** START ROWS **

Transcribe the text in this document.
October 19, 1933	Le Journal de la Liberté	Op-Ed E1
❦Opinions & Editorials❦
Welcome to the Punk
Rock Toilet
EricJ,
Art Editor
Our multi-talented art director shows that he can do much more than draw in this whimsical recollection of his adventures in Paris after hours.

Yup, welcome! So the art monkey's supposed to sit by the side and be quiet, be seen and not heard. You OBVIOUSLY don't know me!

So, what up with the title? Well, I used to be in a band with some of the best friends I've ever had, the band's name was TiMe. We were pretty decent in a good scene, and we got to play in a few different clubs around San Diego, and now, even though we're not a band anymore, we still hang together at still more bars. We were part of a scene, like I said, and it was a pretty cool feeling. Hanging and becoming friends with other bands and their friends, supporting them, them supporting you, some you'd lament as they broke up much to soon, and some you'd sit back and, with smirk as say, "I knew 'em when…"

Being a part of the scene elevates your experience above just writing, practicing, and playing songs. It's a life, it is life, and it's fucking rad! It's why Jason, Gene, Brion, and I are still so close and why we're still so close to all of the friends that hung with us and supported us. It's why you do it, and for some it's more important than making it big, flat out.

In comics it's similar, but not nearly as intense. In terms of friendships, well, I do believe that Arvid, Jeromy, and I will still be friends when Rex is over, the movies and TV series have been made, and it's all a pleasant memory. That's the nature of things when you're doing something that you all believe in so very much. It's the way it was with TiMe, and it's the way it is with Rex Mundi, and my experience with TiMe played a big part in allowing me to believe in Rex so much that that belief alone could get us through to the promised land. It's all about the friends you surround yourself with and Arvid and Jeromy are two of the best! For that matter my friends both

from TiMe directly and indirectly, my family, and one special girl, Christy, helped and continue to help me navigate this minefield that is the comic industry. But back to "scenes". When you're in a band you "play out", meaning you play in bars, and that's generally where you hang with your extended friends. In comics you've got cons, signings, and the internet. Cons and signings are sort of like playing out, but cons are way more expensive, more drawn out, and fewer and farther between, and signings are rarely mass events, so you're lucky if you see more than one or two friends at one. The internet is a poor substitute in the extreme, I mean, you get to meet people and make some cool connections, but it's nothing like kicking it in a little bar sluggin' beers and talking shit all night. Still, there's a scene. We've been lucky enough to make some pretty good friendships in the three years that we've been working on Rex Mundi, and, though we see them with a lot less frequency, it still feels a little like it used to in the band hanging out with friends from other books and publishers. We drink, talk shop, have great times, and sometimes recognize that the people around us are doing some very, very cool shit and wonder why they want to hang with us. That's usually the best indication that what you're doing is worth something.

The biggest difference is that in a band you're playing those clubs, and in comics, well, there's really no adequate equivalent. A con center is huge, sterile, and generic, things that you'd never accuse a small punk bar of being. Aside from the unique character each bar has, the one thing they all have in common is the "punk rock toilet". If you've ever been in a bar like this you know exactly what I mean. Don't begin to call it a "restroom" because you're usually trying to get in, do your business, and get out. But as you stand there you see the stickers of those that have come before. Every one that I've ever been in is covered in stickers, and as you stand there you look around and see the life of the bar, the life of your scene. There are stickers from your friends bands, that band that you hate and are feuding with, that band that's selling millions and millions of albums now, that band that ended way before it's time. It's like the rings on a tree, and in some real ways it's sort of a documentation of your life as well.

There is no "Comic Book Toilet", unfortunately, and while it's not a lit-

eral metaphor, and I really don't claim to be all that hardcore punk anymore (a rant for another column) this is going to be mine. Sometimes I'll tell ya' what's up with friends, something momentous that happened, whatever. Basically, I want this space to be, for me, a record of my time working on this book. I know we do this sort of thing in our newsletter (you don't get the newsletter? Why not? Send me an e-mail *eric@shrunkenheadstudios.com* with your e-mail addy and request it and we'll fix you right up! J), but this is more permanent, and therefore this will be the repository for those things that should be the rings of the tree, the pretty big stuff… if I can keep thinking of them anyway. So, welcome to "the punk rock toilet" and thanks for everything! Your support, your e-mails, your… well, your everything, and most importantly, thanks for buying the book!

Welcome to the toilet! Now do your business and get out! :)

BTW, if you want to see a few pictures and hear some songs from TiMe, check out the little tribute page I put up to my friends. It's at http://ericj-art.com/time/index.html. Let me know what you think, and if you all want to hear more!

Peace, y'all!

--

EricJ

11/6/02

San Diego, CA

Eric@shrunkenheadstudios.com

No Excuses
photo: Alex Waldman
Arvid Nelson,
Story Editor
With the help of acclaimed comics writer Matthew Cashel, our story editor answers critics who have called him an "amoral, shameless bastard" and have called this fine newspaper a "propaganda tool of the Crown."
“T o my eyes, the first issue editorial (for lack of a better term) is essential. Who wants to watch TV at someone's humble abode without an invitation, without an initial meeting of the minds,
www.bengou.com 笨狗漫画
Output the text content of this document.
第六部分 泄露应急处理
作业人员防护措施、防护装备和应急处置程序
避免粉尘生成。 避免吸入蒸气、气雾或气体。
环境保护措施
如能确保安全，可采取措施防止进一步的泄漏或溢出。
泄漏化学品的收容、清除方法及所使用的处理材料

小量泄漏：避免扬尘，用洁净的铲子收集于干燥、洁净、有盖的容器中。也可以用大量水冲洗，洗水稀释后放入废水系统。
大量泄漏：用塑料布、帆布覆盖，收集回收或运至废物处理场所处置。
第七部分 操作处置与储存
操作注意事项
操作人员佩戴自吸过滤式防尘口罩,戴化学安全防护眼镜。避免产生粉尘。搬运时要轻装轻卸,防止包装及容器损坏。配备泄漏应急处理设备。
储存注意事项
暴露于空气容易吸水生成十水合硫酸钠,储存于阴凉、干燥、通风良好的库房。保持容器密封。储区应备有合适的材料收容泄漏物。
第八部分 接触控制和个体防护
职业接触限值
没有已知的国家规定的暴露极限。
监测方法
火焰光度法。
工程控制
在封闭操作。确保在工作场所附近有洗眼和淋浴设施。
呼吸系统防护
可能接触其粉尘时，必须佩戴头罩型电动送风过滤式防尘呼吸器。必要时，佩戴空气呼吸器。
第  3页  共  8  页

** END ROWS **

__WORK INSTRUCTIONS__.
Take the lines from the one containing "Output the text content of this document." to the last line of the material above and write them out exactly.

__RESULT OF THE EXERCISE__.
Output the text content of this document.
第六部分 泄露应急处理
作业人员防护措施、防护装备和应急处置程序
避免粉尘生成。 避免吸入蒸气、气雾或气体。
环境保护措施
如能确保安全，可采取措施防止进一步的泄漏或溢出。
泄漏化学品的收容、清除方法及所使用的处理材料

小量泄漏：避免扬尘，用洁净的铲子收集于干燥、洁净、有盖的容器中。也可以用大量水冲洗，洗水稀释后放入废水系统。
大量泄漏：用塑料布、帆布覆盖，收集回收或运至废物处理场所处置。
第七部分 操作处置与储存
操作注意事项
操作人员佩戴自吸过滤式防尘口罩,戴化学安全防护眼镜。避免产生粉尘。搬运时要轻装轻卸,防止包装及容器损坏。配备泄漏应急处理设备。
储存注意事项
暴露于空气容易吸水生成十水合硫酸钠,储存于阴凉、干燥、通风良好的库房。保持容器密封。储区应备有合适的材料收容泄漏物。
第八部分 接触控制和个体防护
职业接触限值
没有已知的国家规定的暴露极限。
监测方法
火焰光度法。
工程控制
在封闭操作。确保在工作场所附近有洗眼和淋浴设施。
呼吸系统防护
可能接触其粉尘时，必须佩戴头罩型电动送风过滤式防尘呼吸器。必要时，佩戴空气呼吸器。
第  3页  共  8  页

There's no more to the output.